== Material supplied
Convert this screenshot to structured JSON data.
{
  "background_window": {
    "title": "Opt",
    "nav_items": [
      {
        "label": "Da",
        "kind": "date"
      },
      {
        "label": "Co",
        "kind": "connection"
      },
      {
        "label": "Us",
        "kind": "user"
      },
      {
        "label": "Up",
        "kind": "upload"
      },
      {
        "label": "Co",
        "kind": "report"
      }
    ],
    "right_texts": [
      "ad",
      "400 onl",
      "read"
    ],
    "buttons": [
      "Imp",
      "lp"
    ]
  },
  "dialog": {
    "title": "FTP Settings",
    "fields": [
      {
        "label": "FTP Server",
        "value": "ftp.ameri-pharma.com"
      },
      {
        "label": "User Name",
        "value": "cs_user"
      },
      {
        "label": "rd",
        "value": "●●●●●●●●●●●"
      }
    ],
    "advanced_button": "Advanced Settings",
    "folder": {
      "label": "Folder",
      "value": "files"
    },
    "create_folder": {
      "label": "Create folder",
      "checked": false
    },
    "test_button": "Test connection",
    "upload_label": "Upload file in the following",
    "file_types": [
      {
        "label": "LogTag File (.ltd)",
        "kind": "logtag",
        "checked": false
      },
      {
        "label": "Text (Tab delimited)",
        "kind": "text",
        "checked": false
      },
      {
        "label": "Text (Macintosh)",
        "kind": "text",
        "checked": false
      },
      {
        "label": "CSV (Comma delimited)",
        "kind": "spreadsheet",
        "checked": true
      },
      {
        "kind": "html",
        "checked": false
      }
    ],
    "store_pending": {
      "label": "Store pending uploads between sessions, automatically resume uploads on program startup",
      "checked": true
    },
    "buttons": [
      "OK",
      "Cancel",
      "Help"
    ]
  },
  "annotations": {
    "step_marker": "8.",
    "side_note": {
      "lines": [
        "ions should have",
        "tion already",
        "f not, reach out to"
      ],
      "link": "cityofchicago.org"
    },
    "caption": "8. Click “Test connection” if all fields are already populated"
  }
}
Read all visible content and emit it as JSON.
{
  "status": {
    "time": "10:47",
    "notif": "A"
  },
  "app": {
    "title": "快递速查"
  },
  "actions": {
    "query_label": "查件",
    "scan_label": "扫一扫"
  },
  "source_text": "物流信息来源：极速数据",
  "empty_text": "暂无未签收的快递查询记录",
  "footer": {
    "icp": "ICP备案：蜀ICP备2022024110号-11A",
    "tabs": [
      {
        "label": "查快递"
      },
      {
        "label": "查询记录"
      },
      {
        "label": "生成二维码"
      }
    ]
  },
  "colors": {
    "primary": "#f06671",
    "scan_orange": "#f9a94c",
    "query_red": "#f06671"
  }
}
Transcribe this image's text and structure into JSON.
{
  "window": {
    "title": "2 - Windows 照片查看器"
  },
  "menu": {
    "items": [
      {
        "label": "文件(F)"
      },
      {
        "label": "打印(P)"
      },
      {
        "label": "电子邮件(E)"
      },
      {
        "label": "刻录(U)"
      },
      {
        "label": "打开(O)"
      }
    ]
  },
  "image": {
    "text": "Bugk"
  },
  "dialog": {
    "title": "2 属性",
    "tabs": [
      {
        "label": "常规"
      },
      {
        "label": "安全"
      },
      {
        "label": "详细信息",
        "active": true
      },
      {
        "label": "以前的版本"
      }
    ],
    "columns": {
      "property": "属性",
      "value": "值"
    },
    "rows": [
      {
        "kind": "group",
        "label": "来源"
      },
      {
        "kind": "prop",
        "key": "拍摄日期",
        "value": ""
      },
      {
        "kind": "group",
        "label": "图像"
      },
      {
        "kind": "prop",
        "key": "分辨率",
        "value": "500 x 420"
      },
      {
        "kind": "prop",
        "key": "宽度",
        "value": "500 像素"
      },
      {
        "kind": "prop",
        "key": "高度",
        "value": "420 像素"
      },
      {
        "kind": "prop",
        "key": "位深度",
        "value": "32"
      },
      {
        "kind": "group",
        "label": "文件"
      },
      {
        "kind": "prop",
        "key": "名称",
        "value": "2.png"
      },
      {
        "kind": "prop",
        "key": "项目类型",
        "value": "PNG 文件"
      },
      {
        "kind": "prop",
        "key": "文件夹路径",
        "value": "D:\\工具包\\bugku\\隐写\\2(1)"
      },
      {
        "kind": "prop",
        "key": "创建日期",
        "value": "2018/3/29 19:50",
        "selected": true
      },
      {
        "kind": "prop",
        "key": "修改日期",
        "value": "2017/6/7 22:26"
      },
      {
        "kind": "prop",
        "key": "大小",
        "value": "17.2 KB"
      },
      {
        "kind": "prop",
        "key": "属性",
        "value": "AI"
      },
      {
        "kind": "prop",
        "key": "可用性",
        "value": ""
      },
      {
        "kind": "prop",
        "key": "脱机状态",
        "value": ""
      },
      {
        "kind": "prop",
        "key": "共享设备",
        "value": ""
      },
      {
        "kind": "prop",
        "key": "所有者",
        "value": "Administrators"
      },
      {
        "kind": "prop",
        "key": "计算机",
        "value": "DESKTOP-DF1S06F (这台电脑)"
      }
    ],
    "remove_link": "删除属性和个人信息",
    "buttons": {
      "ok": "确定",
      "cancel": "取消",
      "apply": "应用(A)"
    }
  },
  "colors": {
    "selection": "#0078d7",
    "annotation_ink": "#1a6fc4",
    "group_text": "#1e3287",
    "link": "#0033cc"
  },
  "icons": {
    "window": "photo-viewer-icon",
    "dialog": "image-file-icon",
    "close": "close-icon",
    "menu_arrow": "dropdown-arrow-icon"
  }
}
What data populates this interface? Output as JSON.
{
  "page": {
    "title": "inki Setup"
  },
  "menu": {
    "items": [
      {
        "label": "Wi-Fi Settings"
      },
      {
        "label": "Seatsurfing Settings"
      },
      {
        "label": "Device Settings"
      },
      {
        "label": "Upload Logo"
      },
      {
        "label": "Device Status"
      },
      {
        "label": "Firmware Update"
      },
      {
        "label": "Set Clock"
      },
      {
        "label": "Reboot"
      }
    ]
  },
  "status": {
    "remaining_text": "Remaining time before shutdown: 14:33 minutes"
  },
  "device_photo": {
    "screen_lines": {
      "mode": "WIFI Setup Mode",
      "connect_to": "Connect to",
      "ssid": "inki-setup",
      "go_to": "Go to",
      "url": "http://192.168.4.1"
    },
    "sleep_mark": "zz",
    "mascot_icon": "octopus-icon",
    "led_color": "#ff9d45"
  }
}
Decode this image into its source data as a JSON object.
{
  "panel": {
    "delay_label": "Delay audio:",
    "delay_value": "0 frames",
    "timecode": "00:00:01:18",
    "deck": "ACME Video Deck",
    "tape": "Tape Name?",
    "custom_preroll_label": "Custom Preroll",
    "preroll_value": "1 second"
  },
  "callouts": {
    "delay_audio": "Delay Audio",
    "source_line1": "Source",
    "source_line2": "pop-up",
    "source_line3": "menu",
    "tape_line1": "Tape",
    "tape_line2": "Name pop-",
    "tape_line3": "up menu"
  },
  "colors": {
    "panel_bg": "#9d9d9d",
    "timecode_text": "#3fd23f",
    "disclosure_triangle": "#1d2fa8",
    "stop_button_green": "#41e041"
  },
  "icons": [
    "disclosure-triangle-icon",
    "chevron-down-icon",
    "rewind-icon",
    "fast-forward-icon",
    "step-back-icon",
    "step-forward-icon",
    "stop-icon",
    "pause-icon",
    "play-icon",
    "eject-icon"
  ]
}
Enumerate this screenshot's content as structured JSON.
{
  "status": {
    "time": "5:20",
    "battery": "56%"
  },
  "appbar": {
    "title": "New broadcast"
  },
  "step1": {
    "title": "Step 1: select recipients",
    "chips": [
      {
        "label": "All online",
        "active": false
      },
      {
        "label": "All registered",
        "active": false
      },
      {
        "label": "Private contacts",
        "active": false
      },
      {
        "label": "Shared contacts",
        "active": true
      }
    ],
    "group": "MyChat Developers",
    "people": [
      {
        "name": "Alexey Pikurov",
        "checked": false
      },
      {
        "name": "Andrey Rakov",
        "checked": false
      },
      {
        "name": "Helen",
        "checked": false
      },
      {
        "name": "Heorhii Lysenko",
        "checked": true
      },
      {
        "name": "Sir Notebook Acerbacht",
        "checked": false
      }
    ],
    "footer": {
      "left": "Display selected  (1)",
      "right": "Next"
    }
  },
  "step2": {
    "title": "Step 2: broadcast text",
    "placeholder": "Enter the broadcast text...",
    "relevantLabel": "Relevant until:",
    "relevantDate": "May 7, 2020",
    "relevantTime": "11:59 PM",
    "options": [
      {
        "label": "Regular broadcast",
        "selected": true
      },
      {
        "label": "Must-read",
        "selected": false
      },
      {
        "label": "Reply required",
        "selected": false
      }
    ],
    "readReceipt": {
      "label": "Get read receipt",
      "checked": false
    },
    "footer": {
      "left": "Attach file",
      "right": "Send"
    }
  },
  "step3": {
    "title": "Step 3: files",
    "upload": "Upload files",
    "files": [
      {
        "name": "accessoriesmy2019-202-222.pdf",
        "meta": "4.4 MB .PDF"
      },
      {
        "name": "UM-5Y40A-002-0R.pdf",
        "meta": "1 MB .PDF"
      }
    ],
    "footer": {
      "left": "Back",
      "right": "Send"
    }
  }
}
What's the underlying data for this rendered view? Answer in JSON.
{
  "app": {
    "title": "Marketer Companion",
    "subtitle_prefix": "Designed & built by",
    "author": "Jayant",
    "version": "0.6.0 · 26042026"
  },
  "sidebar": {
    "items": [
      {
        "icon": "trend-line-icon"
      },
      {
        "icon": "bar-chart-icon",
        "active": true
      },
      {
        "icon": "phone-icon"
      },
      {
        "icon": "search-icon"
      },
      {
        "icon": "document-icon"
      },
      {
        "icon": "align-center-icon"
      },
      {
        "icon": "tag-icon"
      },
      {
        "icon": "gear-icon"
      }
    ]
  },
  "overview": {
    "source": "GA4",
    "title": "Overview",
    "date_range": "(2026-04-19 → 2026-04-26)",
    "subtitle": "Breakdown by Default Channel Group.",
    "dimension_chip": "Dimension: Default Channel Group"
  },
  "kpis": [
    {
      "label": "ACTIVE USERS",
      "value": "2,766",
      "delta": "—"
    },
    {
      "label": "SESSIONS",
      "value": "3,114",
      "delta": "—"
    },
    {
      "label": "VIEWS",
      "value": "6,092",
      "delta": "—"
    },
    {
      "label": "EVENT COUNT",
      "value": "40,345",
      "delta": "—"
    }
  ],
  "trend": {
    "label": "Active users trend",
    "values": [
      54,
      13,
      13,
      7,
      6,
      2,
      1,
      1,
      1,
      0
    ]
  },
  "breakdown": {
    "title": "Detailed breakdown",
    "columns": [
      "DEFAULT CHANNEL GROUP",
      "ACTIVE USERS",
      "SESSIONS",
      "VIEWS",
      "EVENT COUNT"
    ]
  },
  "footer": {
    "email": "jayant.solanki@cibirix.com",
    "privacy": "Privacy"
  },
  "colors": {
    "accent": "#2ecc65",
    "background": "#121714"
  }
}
====
- **Problem requirements**
Return from the data every line that holds "Test".

- **Output of the task**
    "test_button": "Test connection",
    "caption": "8. Click “Test connection” if all fields are already populated"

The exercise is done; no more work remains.